* Start *

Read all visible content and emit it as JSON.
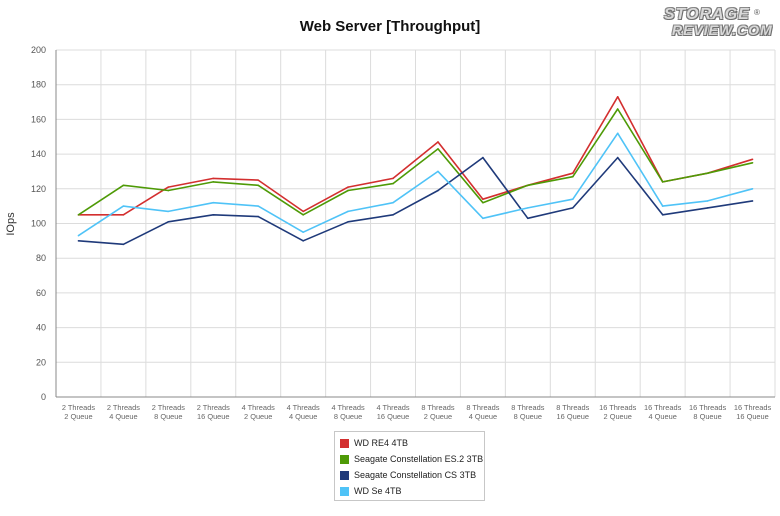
{
  "chart_data": {
    "type": "line",
    "title": "Web Server [Throughput]",
    "ylabel": "IOps",
    "xlabel": "",
    "ylim": [
      0,
      200
    ],
    "yticks": [
      0,
      20,
      40,
      60,
      80,
      100,
      120,
      140,
      160,
      180,
      200
    ],
    "grid": true,
    "legend_position": "bottom",
    "categories": [
      [
        "2 Threads",
        "2 Queue"
      ],
      [
        "2 Threads",
        "4 Queue"
      ],
      [
        "2 Threads",
        "8 Queue"
      ],
      [
        "2 Threads",
        "16 Queue"
      ],
      [
        "4 Threads",
        "2 Queue"
      ],
      [
        "4 Threads",
        "4 Queue"
      ],
      [
        "4 Threads",
        "8 Queue"
      ],
      [
        "4 Threads",
        "16 Queue"
      ],
      [
        "8 Threads",
        "2 Queue"
      ],
      [
        "8 Threads",
        "4 Queue"
      ],
      [
        "8 Threads",
        "8 Queue"
      ],
      [
        "8 Threads",
        "16 Queue"
      ],
      [
        "16 Threads",
        "2 Queue"
      ],
      [
        "16 Threads",
        "4 Queue"
      ],
      [
        "16 Threads",
        "8 Queue"
      ],
      [
        "16 Threads",
        "16 Queue"
      ]
    ],
    "series": [
      {
        "name": "WD RE4 4TB",
        "color": "#d32f2f",
        "values": [
          105,
          105,
          121,
          126,
          125,
          107,
          121,
          126,
          147,
          114,
          122,
          129,
          173,
          124,
          129,
          137
        ]
      },
      {
        "name": "Seagate Constellation ES.2 3TB",
        "color": "#4e9a06",
        "values": [
          105,
          122,
          119,
          124,
          122,
          105,
          119,
          123,
          143,
          112,
          122,
          127,
          166,
          124,
          129,
          135
        ]
      },
      {
        "name": "Seagate Constellation CS 3TB",
        "color": "#1f3a7a",
        "values": [
          90,
          88,
          101,
          105,
          104,
          90,
          101,
          105,
          119,
          138,
          103,
          109,
          138,
          105,
          109,
          113
        ]
      },
      {
        "name": "WD Se 4TB",
        "color": "#4fc3f7",
        "values": [
          93,
          110,
          107,
          112,
          110,
          95,
          107,
          112,
          130,
          103,
          109,
          114,
          152,
          110,
          113,
          120
        ]
      }
    ]
  },
  "logo": {
    "line1": "STORAGE",
    "line2": "REVIEW.COM",
    "mark": "®"
  }
}
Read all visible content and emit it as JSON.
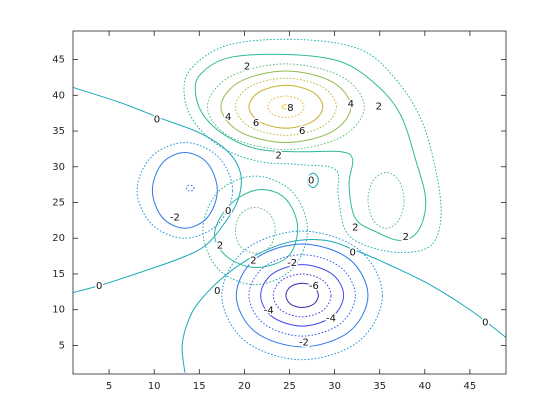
{
  "chart_data": {
    "type": "contour",
    "xlim": [
      1,
      49
    ],
    "ylim": [
      1,
      49
    ],
    "xticks": [
      5,
      10,
      15,
      20,
      25,
      30,
      35,
      40,
      45
    ],
    "yticks": [
      5,
      10,
      15,
      20,
      25,
      30,
      35,
      40,
      45
    ],
    "contours": [
      {
        "level": 0,
        "color": "#19a9b8",
        "closed": false,
        "x": [
          1.0,
          6.2,
          10.7,
          15.1,
          18.2,
          19.6,
          19.3,
          17.9,
          15.7,
          12.9,
          8.4,
          4.0,
          1.0
        ],
        "y": [
          41.1,
          39.0,
          36.8,
          34.7,
          32.1,
          28.9,
          25.4,
          22.3,
          19.0,
          17.2,
          15.2,
          13.4,
          12.4
        ]
      },
      {
        "level": 0,
        "color": "#19a9b8",
        "closed": false,
        "x": [
          13.4,
          13.1,
          13.8,
          15.1,
          17.9,
          21.2,
          25.1,
          29.0,
          32.3,
          36.2,
          40.7,
          45.1,
          49.0
        ],
        "y": [
          1.2,
          5.0,
          8.5,
          11.3,
          14.8,
          17.6,
          19.5,
          19.7,
          18.3,
          16.2,
          13.4,
          9.9,
          6.1
        ]
      },
      {
        "level": 0,
        "color": "#19a9b8",
        "closed": true,
        "x": [
          28.2,
          28.0,
          27.6,
          27.2,
          27.0,
          27.2,
          27.6,
          28.0
        ],
        "y": [
          28.1,
          28.8,
          29.1,
          28.8,
          28.1,
          27.4,
          27.1,
          27.4
        ]
      },
      {
        "level": 1,
        "color": "#1fb3ac",
        "closed": true,
        "x": [
          14.0,
          18.4,
          26.2,
          32.9,
          36.8,
          39.6,
          41.2,
          41.8,
          40.7,
          37.3,
          33.4,
          31.2,
          30.4,
          30.1,
          26.2,
          21.8,
          17.9,
          14.9,
          13.4
        ],
        "y": [
          43.6,
          47.1,
          47.8,
          46.4,
          42.2,
          36.6,
          29.6,
          23.2,
          19.0,
          18.0,
          19.0,
          21.1,
          26.0,
          29.6,
          30.3,
          30.7,
          32.4,
          35.5,
          39.4
        ]
      },
      {
        "level": 1,
        "color": "#1fb3ac",
        "closed": true,
        "x": [
          27.0,
          25.3,
          21.2,
          17.1,
          15.4,
          17.1,
          21.2,
          25.3
        ],
        "y": [
          21.1,
          26.5,
          28.7,
          26.5,
          21.1,
          15.7,
          13.5,
          15.7
        ]
      },
      {
        "level": 2,
        "color": "#2fb89a",
        "closed": true,
        "x": [
          15.1,
          18.4,
          25.1,
          30.7,
          34.6,
          37.3,
          39.0,
          40.1,
          39.3,
          37.3,
          34.6,
          32.3,
          31.6,
          32.0,
          30.7,
          26.2,
          21.8,
          18.4,
          15.7,
          14.6
        ],
        "y": [
          42.9,
          45.3,
          45.7,
          44.7,
          41.5,
          37.3,
          30.9,
          25.3,
          21.1,
          19.7,
          20.9,
          22.8,
          27.5,
          31.0,
          32.1,
          32.1,
          32.4,
          34.0,
          36.8,
          40.1
        ]
      },
      {
        "level": 2,
        "color": "#2fb89a",
        "closed": true,
        "x": [
          25.9,
          24.5,
          21.6,
          18.5,
          16.7,
          18.0,
          21.2,
          24.8
        ],
        "y": [
          21.6,
          25.6,
          26.8,
          24.8,
          20.8,
          17.5,
          15.9,
          17.4
        ]
      },
      {
        "level": 3,
        "color": "#5dbd78",
        "closed": true,
        "x": [
          33.3,
          30.8,
          24.6,
          18.4,
          15.9,
          18.4,
          24.6,
          30.8
        ],
        "y": [
          38.4,
          42.6,
          44.4,
          42.6,
          38.4,
          34.2,
          32.4,
          34.2
        ]
      },
      {
        "level": 3,
        "color": "#5dbd78",
        "closed": true,
        "x": [
          37.7,
          37.1,
          35.7,
          34.3,
          33.7,
          34.3,
          35.7,
          37.1
        ],
        "y": [
          25.3,
          28.1,
          29.2,
          28.1,
          25.3,
          22.5,
          21.4,
          22.5
        ]
      },
      {
        "level": 3,
        "color": "#5dbd78",
        "closed": true,
        "x": [
          23.4,
          22.8,
          21.2,
          19.6,
          19.0,
          19.6,
          21.2,
          22.8
        ],
        "y": [
          21.1,
          23.4,
          24.3,
          23.4,
          21.1,
          18.8,
          17.9,
          18.8
        ]
      },
      {
        "level": 4,
        "color": "#93bc50",
        "closed": true,
        "x": [
          31.8,
          29.7,
          24.6,
          19.5,
          17.4,
          19.5,
          24.6,
          29.7
        ],
        "y": [
          38.4,
          41.9,
          43.4,
          41.9,
          38.4,
          34.9,
          33.4,
          34.9
        ]
      },
      {
        "level": 5,
        "color": "#bdb93a",
        "closed": true,
        "x": [
          30.2,
          28.6,
          24.6,
          20.6,
          19.0,
          20.6,
          24.6,
          28.6
        ],
        "y": [
          38.4,
          41.2,
          42.4,
          41.2,
          38.4,
          35.6,
          34.4,
          35.6
        ]
      },
      {
        "level": 6,
        "color": "#c9ac22",
        "closed": true,
        "x": [
          28.7,
          27.5,
          24.6,
          21.7,
          20.5,
          21.7,
          24.6,
          27.5
        ],
        "y": [
          38.4,
          40.5,
          41.4,
          40.5,
          38.4,
          36.3,
          35.4,
          36.3
        ]
      },
      {
        "level": 7,
        "color": "#e3b52c",
        "closed": true,
        "x": [
          26.6,
          26.0,
          24.6,
          23.2,
          22.6,
          23.2,
          24.6,
          26.0
        ],
        "y": [
          38.4,
          39.5,
          39.9,
          39.5,
          38.4,
          37.3,
          36.9,
          37.3
        ]
      },
      {
        "level": 8,
        "color": "#f2cc26",
        "closed": true,
        "x": [
          25.0,
          24.9,
          24.6,
          24.3,
          24.2,
          24.3,
          24.6,
          24.9
        ],
        "y": [
          38.4,
          38.6,
          38.7,
          38.6,
          38.4,
          38.2,
          38.1,
          38.2
        ]
      },
      {
        "level": -1,
        "color": "#1e93d8",
        "closed": true,
        "x": [
          18.7,
          17.1,
          13.4,
          9.7,
          8.1,
          9.7,
          13.4,
          17.1
        ],
        "y": [
          26.7,
          31.4,
          33.4,
          31.4,
          26.7,
          22.0,
          20.0,
          22.0
        ]
      },
      {
        "level": -1,
        "color": "#1e93d8",
        "closed": true,
        "x": [
          35.3,
          32.7,
          26.4,
          20.1,
          17.5,
          20.1,
          26.4,
          32.7
        ],
        "y": [
          12.0,
          18.4,
          21.0,
          18.4,
          12.0,
          5.6,
          3.0,
          5.6
        ]
      },
      {
        "level": -2,
        "color": "#2a78e8",
        "closed": true,
        "x": [
          17.0,
          15.9,
          13.4,
          10.9,
          9.8,
          10.9,
          13.4,
          15.9
        ],
        "y": [
          26.7,
          30.5,
          32.0,
          30.5,
          26.7,
          22.9,
          21.4,
          22.9
        ]
      },
      {
        "level": -2,
        "color": "#2a78e8",
        "closed": true,
        "x": [
          33.7,
          31.6,
          26.4,
          21.2,
          19.1,
          21.2,
          26.4,
          31.6
        ],
        "y": [
          12.0,
          17.1,
          19.2,
          17.1,
          12.0,
          6.9,
          4.8,
          6.9
        ]
      },
      {
        "level": -3,
        "color": "#3560f4",
        "closed": true,
        "x": [
          14.4,
          14.3,
          14.0,
          13.7,
          13.6,
          13.7,
          14.0,
          14.3
        ],
        "y": [
          27.0,
          27.3,
          27.4,
          27.3,
          27.0,
          26.7,
          26.6,
          26.7
        ]
      },
      {
        "level": -3,
        "color": "#3560f4",
        "closed": true,
        "x": [
          32.3,
          30.6,
          26.4,
          22.2,
          20.5,
          22.2,
          26.4,
          30.6
        ],
        "y": [
          12.0,
          16.0,
          17.7,
          16.0,
          12.0,
          8.0,
          6.3,
          8.0
        ]
      },
      {
        "level": -4,
        "color": "#4249ee",
        "closed": true,
        "x": [
          31.0,
          29.7,
          26.4,
          23.1,
          21.8,
          23.1,
          26.4,
          29.7
        ],
        "y": [
          12.0,
          15.0,
          16.3,
          15.0,
          12.0,
          9.0,
          7.7,
          9.0
        ]
      },
      {
        "level": -5,
        "color": "#4536d8",
        "closed": true,
        "x": [
          29.6,
          28.7,
          26.4,
          24.1,
          23.2,
          24.1,
          26.4,
          28.7
        ],
        "y": [
          12.0,
          14.1,
          15.0,
          14.1,
          12.0,
          9.9,
          9.0,
          9.9
        ]
      },
      {
        "level": -6,
        "color": "#3e26a8",
        "closed": true,
        "x": [
          28.2,
          27.7,
          26.4,
          25.1,
          24.6,
          25.1,
          26.4,
          27.7
        ],
        "y": [
          12.0,
          13.2,
          13.7,
          13.2,
          12.0,
          10.8,
          10.3,
          10.8
        ]
      }
    ],
    "labels": [
      {
        "value": 2,
        "x": 20.3,
        "y": 44.0
      },
      {
        "value": 4,
        "x": 18.2,
        "y": 37.0
      },
      {
        "value": 6,
        "x": 21.3,
        "y": 36.1
      },
      {
        "value": 8,
        "x": 25.1,
        "y": 38.2
      },
      {
        "value": 6,
        "x": 26.4,
        "y": 35.0
      },
      {
        "value": 4,
        "x": 31.8,
        "y": 38.8
      },
      {
        "value": 2,
        "x": 34.9,
        "y": 38.4
      },
      {
        "value": 0,
        "x": 10.3,
        "y": 36.6
      },
      {
        "value": 2,
        "x": 23.8,
        "y": 31.6
      },
      {
        "value": 0,
        "x": 27.4,
        "y": 28.1
      },
      {
        "value": -2,
        "x": 12.3,
        "y": 22.9
      },
      {
        "value": 0,
        "x": 18.2,
        "y": 23.8
      },
      {
        "value": 2,
        "x": 32.3,
        "y": 21.5
      },
      {
        "value": 2,
        "x": 37.9,
        "y": 20.2
      },
      {
        "value": 2,
        "x": 17.3,
        "y": 19.0
      },
      {
        "value": 2,
        "x": 21.0,
        "y": 16.9
      },
      {
        "value": 0,
        "x": 32.0,
        "y": 18.0
      },
      {
        "value": -2,
        "x": 25.3,
        "y": 16.5
      },
      {
        "value": 0,
        "x": 3.9,
        "y": 13.3
      },
      {
        "value": 0,
        "x": 17.0,
        "y": 12.6
      },
      {
        "value": -6,
        "x": 27.7,
        "y": 13.3
      },
      {
        "value": -4,
        "x": 22.7,
        "y": 9.9
      },
      {
        "value": -4,
        "x": 29.6,
        "y": 8.8
      },
      {
        "value": -2,
        "x": 26.6,
        "y": 5.4
      },
      {
        "value": 0,
        "x": 46.7,
        "y": 8.2
      }
    ]
  }
}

* End *

Short problem: Using the listing above, list every line in which the string "Seagate" occurs.

Full solution:
        "name": "Seagate Constellation ES.2 3TB",
        "name": "Seagate Constellation CS 3TB",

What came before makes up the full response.